• PROBLEM DESCRIPTION:
Each line containing the word "method" should be found and copied.

(Excerpt from a dataset)
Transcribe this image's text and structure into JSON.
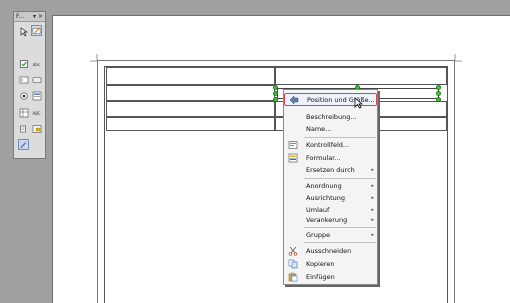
{
  "toolbox": {
    "title": "F...",
    "dropdown": "▾",
    "close": "×",
    "buttons": [
      {
        "icon": "select-arrow-icon"
      },
      {
        "icon": "design-mode-icon"
      },
      {
        "icon": "checkbox-icon"
      },
      {
        "icon": "label-icon"
      },
      {
        "icon": "textbox-icon"
      },
      {
        "icon": "push-button-icon"
      },
      {
        "icon": "option-button-icon"
      },
      {
        "icon": "listbox-icon"
      },
      {
        "icon": "table-control-icon"
      },
      {
        "icon": "formatted-field-icon"
      },
      {
        "icon": "form-navigator-icon"
      },
      {
        "icon": "more-controls-icon"
      },
      {
        "icon": "wizard-icon"
      }
    ]
  },
  "menu": {
    "items": [
      {
        "label": "Position und Größe...",
        "icon": "position-size-icon",
        "highlighted": true
      },
      {
        "label": "Beschreibung..."
      },
      {
        "label": "Name..."
      },
      {
        "label": "Kontrollfeld...",
        "icon": "control-properties-icon"
      },
      {
        "label": "Formular...",
        "icon": "form-properties-icon"
      },
      {
        "label": "Ersetzen durch",
        "submenu": true
      },
      {
        "label": "Anordnung",
        "submenu": true
      },
      {
        "label": "Ausrichtung",
        "submenu": true
      },
      {
        "label": "Umlauf",
        "submenu": true
      },
      {
        "label": "Verankerung",
        "submenu": true
      },
      {
        "label": "Gruppe",
        "submenu": true
      },
      {
        "label": "Ausschneiden",
        "icon": "cut-icon"
      },
      {
        "label": "Kopieren",
        "icon": "copy-icon"
      },
      {
        "label": "Einfügen",
        "icon": "paste-icon"
      }
    ],
    "submenu_arrow": "▸"
  }
}
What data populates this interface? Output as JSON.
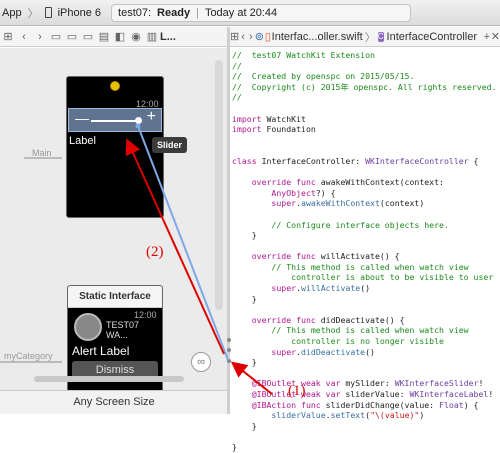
{
  "toolbar": {
    "scheme": "App",
    "separator": "〉",
    "device": "iPhone 6",
    "status_app": "test07:",
    "status_state": "Ready",
    "status_divider": "|",
    "status_time": "Today at 20:44"
  },
  "left_jump": {
    "crumb": "L..."
  },
  "right_jump": {
    "file": "Interfac...oller.swift",
    "sep": "〉",
    "class_name": "InterfaceController"
  },
  "canvas": {
    "time1": "12:00",
    "time2": "12:00",
    "label": "Label",
    "tooltip": "Slider",
    "main_segue": "Main",
    "category_segue": "myCategory",
    "static_title": "Static Interface",
    "app_name": "TEST07 WA...",
    "alert_label": "Alert Label",
    "dismiss": "Dismiss"
  },
  "bottom": {
    "size_label": "Any Screen Size"
  },
  "annotations": {
    "a1": "(1)",
    "a2": "(2)"
  },
  "code": {
    "l1": "//  test07 WatchKit Extension",
    "l2": "//",
    "l3": "//  Created by openspc on 2015/05/15.",
    "l4": "//  Copyright (c) 2015年 openspc. All rights reserved.",
    "l5": "//",
    "l7a": "import",
    "l7b": " WatchKit",
    "l8a": "import",
    "l8b": " Foundation",
    "l11a": "class",
    "l11b": " InterfaceController: ",
    "l11c": "WKInterfaceController",
    "l11d": " {",
    "l13a": "    override func",
    "l13b": " awakeWithContext(context:",
    "l14a": "        AnyObject",
    "l14b": "?) {",
    "l15a": "        super",
    "l15b": ".",
    "l15c": "awakeWithContext",
    "l15d": "(context)",
    "l17": "        // Configure interface objects here.",
    "l18": "    }",
    "l20a": "    override func",
    "l20b": " willActivate() {",
    "l21": "        // This method is called when watch view",
    "l22": "            controller is about to be visible to user",
    "l23a": "        super",
    "l23b": ".",
    "l23c": "willActivate",
    "l23d": "()",
    "l24": "    }",
    "l26a": "    override func",
    "l26b": " didDeactivate() {",
    "l27": "        // This method is called when watch view",
    "l28": "            controller is no longer visible",
    "l29a": "        super",
    "l29b": ".",
    "l29c": "didDeactivate",
    "l29d": "()",
    "l30": "    }",
    "l32a": "    @IBOutlet weak var",
    "l32b": " mySlider: ",
    "l32c": "WKInterfaceSlider",
    "l32d": "!",
    "l33a": "    @IBOutlet weak var",
    "l33b": " sliderValue: ",
    "l33c": "WKInterfaceLabel",
    "l33d": "!",
    "l34a": "    @IBAction func",
    "l34b": " sliderDidChange(value: ",
    "l34c": "Float",
    "l34d": ") {",
    "l35a": "        sliderValue",
    "l35b": ".",
    "l35c": "setText",
    "l35d": "(",
    "l35e": "\"\\(value)\"",
    "l35f": ")",
    "l36": "    }",
    "l38": "}"
  },
  "colors": {
    "annotation": "#dd0000",
    "connection": "#7fa8e8",
    "comment": "#1d8a1d",
    "keyword": "#b0178f"
  }
}
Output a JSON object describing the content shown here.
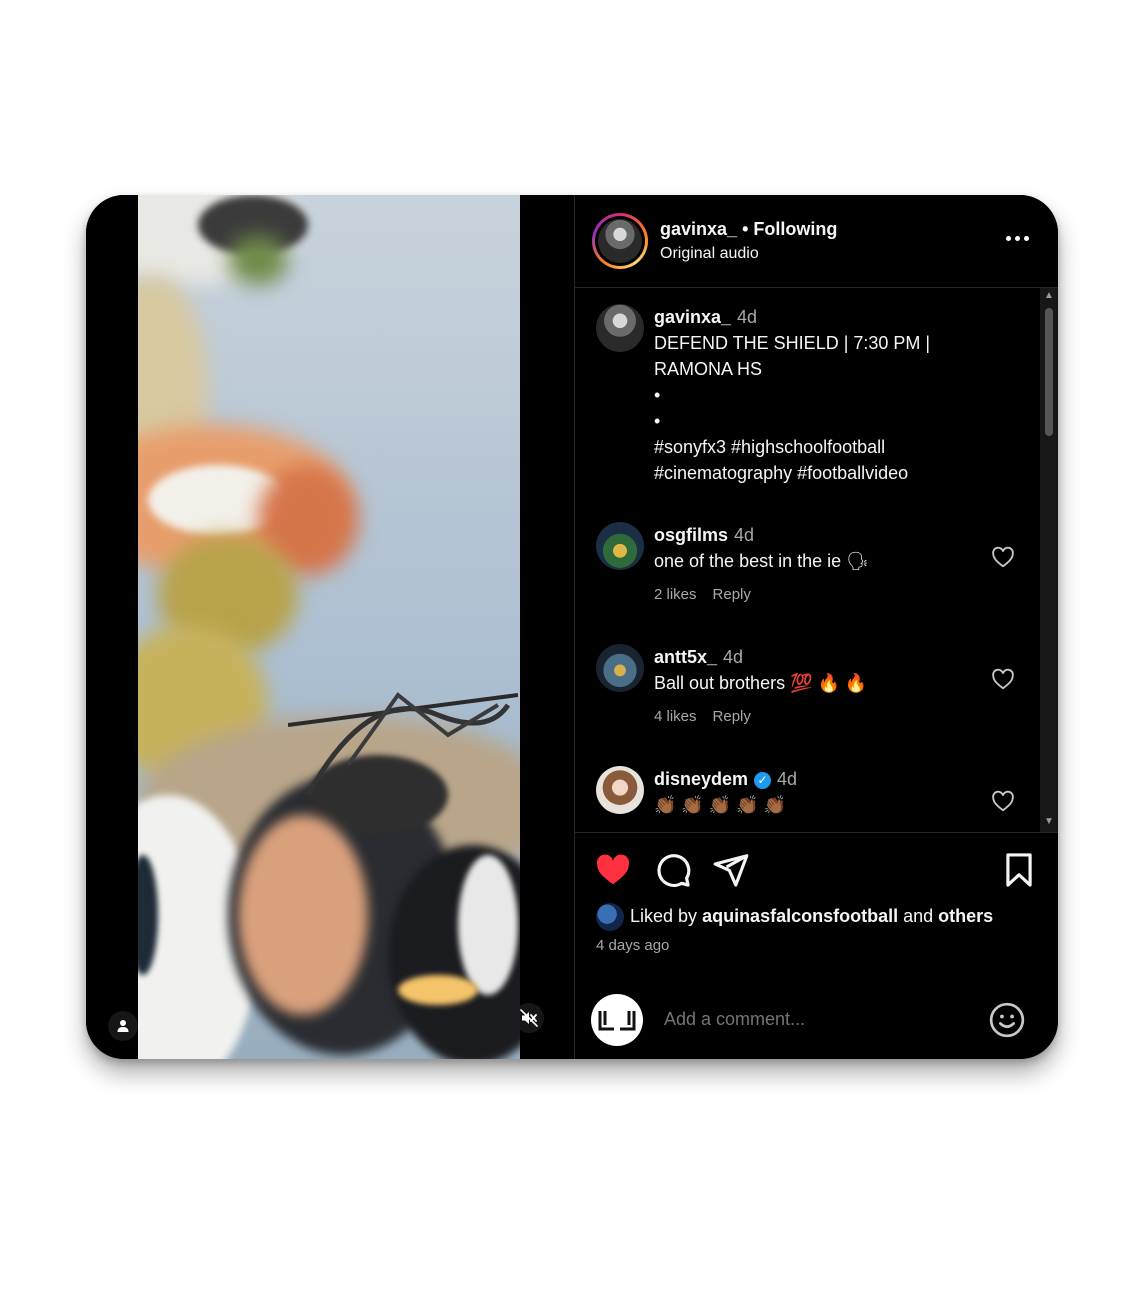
{
  "header": {
    "username": "gavinxa_",
    "follow_status": "• Following",
    "audio": "Original audio",
    "more_icon": "more-horizontal-icon"
  },
  "caption": {
    "username": "gavinxa_",
    "time": "4d",
    "line1": "DEFEND THE SHIELD | 7:30 PM |",
    "line2": "RAMONA HS",
    "bullet1": "•",
    "bullet2": "•",
    "tags1": "#sonyfx3 #highschoolfootball",
    "tags2": "#cinematography #footballvideo"
  },
  "comments": [
    {
      "username": "osgfilms",
      "time": "4d",
      "text": "one of the best in the ie 🗣",
      "likes": "2 likes",
      "reply": "Reply"
    },
    {
      "username": "antt5x_",
      "time": "4d",
      "text": "Ball out brothers 💯 🔥 🔥",
      "likes": "4 likes",
      "reply": "Reply"
    },
    {
      "username": "disneydem",
      "time": "4d",
      "text": "👏🏾 👏🏾 👏🏾 👏🏾 👏🏾",
      "verified": true
    }
  ],
  "actions": {
    "like_state": "liked",
    "like_color": "#ff3040",
    "liked_by_prefix": "Liked by",
    "liked_by_user": "aquinasfalconsfootball",
    "liked_by_and": "and",
    "liked_by_others": "others",
    "posted_ago": "4 days ago"
  },
  "add_comment": {
    "placeholder": "Add a comment...",
    "emoji_icon": "smiley-icon"
  },
  "video": {
    "mute_icon": "muted-speaker-icon",
    "user_tag_icon": "person-tag-icon"
  }
}
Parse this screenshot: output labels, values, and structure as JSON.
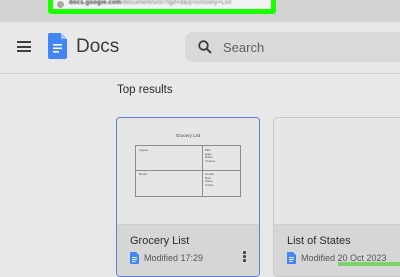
{
  "browser": {
    "url_bold": "docs.google.com",
    "url_rest": "/document/u/0/?tgif=d&q=Grocery+List"
  },
  "header": {
    "app_title": "Docs",
    "search_placeholder": "Search"
  },
  "main": {
    "section_heading": "Top results",
    "results": [
      {
        "name": "Grocery List",
        "meta": "Modified 17:29",
        "preview": {
          "title": "Grocery List",
          "cells": [
            [
              "Apples",
              "Milk\nEggs\nButter\nCheese"
            ],
            [
              "Bread",
              "Cereal\nRice\nPasta\nCoffee"
            ]
          ]
        }
      },
      {
        "name": "List of States",
        "meta": "Modified 20 Oct 2023"
      }
    ]
  },
  "colors": {
    "highlight": "#18ff00",
    "docs_blue": "#4285f4",
    "selected_border": "#5b7fd6"
  }
}
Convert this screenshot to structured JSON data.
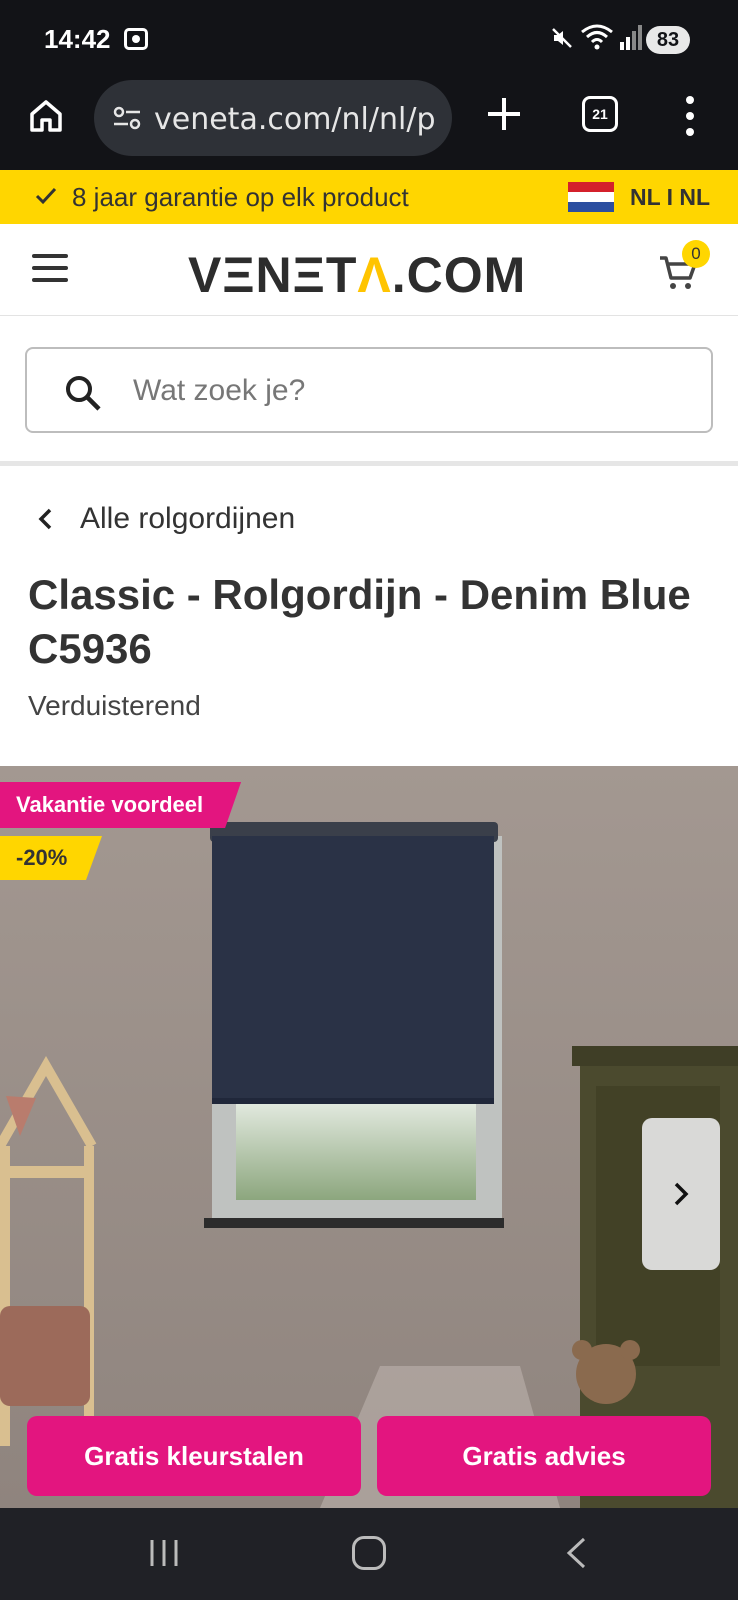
{
  "status_bar": {
    "time": "14:42",
    "battery": "83"
  },
  "browser": {
    "url": "veneta.com/nl/nl/p",
    "tab_count": "21"
  },
  "promo_bar": {
    "text": "8 jaar garantie op elk product",
    "language": "NL I NL"
  },
  "header": {
    "logo": "VΞNΞT",
    "logo_accent": "Λ",
    "logo_suffix": ".COM",
    "cart_count": "0"
  },
  "search": {
    "placeholder": "Wat zoek je?"
  },
  "product": {
    "back_label": "Alle rolgordijnen",
    "title": "Classic - Rolgordijn - Denim Blue C5936",
    "subtitle": "Verduisterend",
    "badge_promo": "Vakantie voordeel",
    "badge_discount": "-20%"
  },
  "actions": {
    "samples": "Gratis kleurstalen",
    "advice": "Gratis advies"
  },
  "colors": {
    "accent_pink": "#e3157f",
    "accent_yellow": "#ffd600",
    "blind_blue": "#2a3246"
  }
}
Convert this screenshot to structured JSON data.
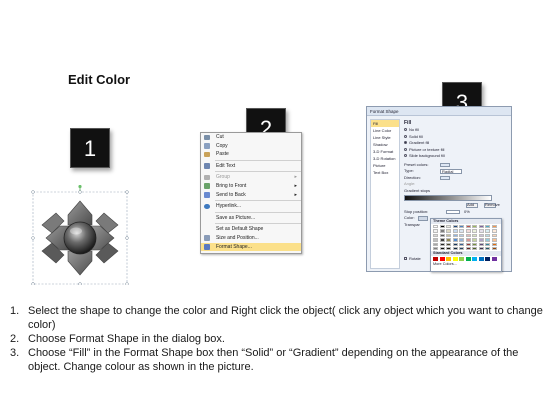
{
  "title": "Edit Color",
  "badges": [
    "1",
    "2",
    "3"
  ],
  "context_menu": {
    "items": [
      {
        "label": "Cut",
        "icon": "scissors-icon",
        "color": "#7a8fa8"
      },
      {
        "label": "Copy",
        "icon": "copy-icon",
        "color": "#8aa0c0"
      },
      {
        "label": "Paste",
        "icon": "clipboard-icon",
        "color": "#c9a25a"
      },
      {
        "label": "Edit Text",
        "icon": "edit-text-icon",
        "color": "#6e86b0"
      },
      {
        "label": "Group",
        "icon": "group-icon",
        "color": "#b0b0b0",
        "disabled": true,
        "submenu": true
      },
      {
        "label": "Bring to Front",
        "icon": "bring-front-icon",
        "color": "#6aa36a",
        "submenu": true
      },
      {
        "label": "Send to Back",
        "icon": "send-back-icon",
        "color": "#6a8ad0",
        "submenu": true
      },
      {
        "label": "Hyperlink...",
        "icon": "globe-icon",
        "color": "#3f7ac0"
      },
      {
        "label": "Save as Picture...",
        "icon": "",
        "color": ""
      },
      {
        "label": "Set as Default Shape",
        "icon": "",
        "color": ""
      },
      {
        "label": "Size and Position...",
        "icon": "size-icon",
        "color": "#8a9cb8"
      },
      {
        "label": "Format Shape...",
        "icon": "format-shape-icon",
        "color": "#5a7ac0",
        "selected": true
      }
    ]
  },
  "format_dialog": {
    "title": "Format Shape",
    "nav": [
      "Fill",
      "Line Color",
      "Line Style",
      "Shadow",
      "3-D Format",
      "3-D Rotation",
      "Picture",
      "Text Box"
    ],
    "section": "Fill",
    "options": [
      "No fill",
      "Solid fill",
      "Gradient fill",
      "Picture or texture fill",
      "Slide background fill"
    ],
    "selected_option": "Gradient fill",
    "preset_label": "Preset colors:",
    "type_label": "Type:",
    "type_value": "Radial",
    "direction_label": "Direction:",
    "angle_label": "Angle:",
    "gradient_stops_label": "Gradient stops",
    "add_label": "Add",
    "remove_label": "Remove",
    "stop_position_label": "Stop position:",
    "stop_position_value": "0%",
    "color_label": "Color:",
    "transparency_label": "Transpar",
    "rotate_label": "Rotate"
  },
  "palette": {
    "theme_label": "Theme Colors",
    "standard_label": "Standard Colors",
    "more_label": "More Colors...",
    "theme_colors": [
      [
        "#ffffff",
        "#000000",
        "#eeece1",
        "#1f497d",
        "#4f81bd",
        "#c0504d",
        "#9bbb59",
        "#8064a2",
        "#4bacc6",
        "#f79646"
      ],
      [
        "#f2f2f2",
        "#7f7f7f",
        "#ddd9c3",
        "#c6d9f0",
        "#dbe5f1",
        "#f2dcdb",
        "#ebf1dd",
        "#e5e0ec",
        "#dbeef3",
        "#fdeada"
      ],
      [
        "#d8d8d8",
        "#595959",
        "#c4bd97",
        "#8db3e2",
        "#b8cce4",
        "#e5b9b7",
        "#d7e3bc",
        "#ccc1d9",
        "#b7dde8",
        "#fbd5b5"
      ],
      [
        "#bfbfbf",
        "#3f3f3f",
        "#938953",
        "#548dd4",
        "#95b3d7",
        "#d99694",
        "#c3d69b",
        "#b2a2c7",
        "#92cddc",
        "#fac08f"
      ],
      [
        "#a5a5a5",
        "#262626",
        "#494429",
        "#17365d",
        "#366092",
        "#953734",
        "#76923c",
        "#5f497a",
        "#31859b",
        "#e36c09"
      ],
      [
        "#7f7f7f",
        "#0c0c0c",
        "#1d1b10",
        "#0f243e",
        "#244061",
        "#632423",
        "#4f6128",
        "#3f3151",
        "#205867",
        "#974806"
      ]
    ],
    "standard_colors": [
      "#c00000",
      "#ff0000",
      "#ffc000",
      "#ffff00",
      "#92d050",
      "#00b050",
      "#00b0f0",
      "#0070c0",
      "#002060",
      "#7030a0"
    ]
  },
  "instructions": [
    {
      "num": "1.",
      "text": "Select the shape to change the color and Right click the object( click any object which you want to change color)"
    },
    {
      "num": "2.",
      "text": "Choose Format Shape in the dialog box."
    },
    {
      "num": "3.",
      "text": "Choose “Fill” in the Format Shape box then “Solid” or “Gradient” depending on the appearance of the object. Change colour as shown in the picture."
    }
  ]
}
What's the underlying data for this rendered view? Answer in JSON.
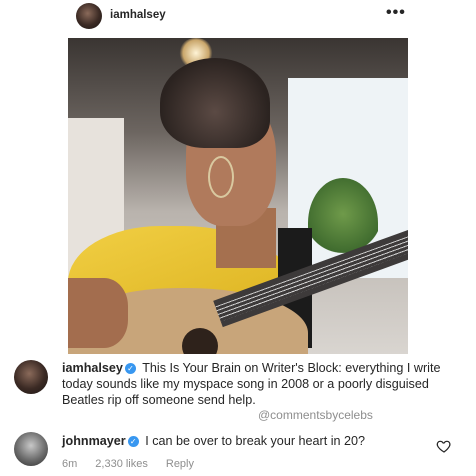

• SOLUTION:
    "l21": "        // This method is called when watch view",
    "l27": "        // This method is called when watch view",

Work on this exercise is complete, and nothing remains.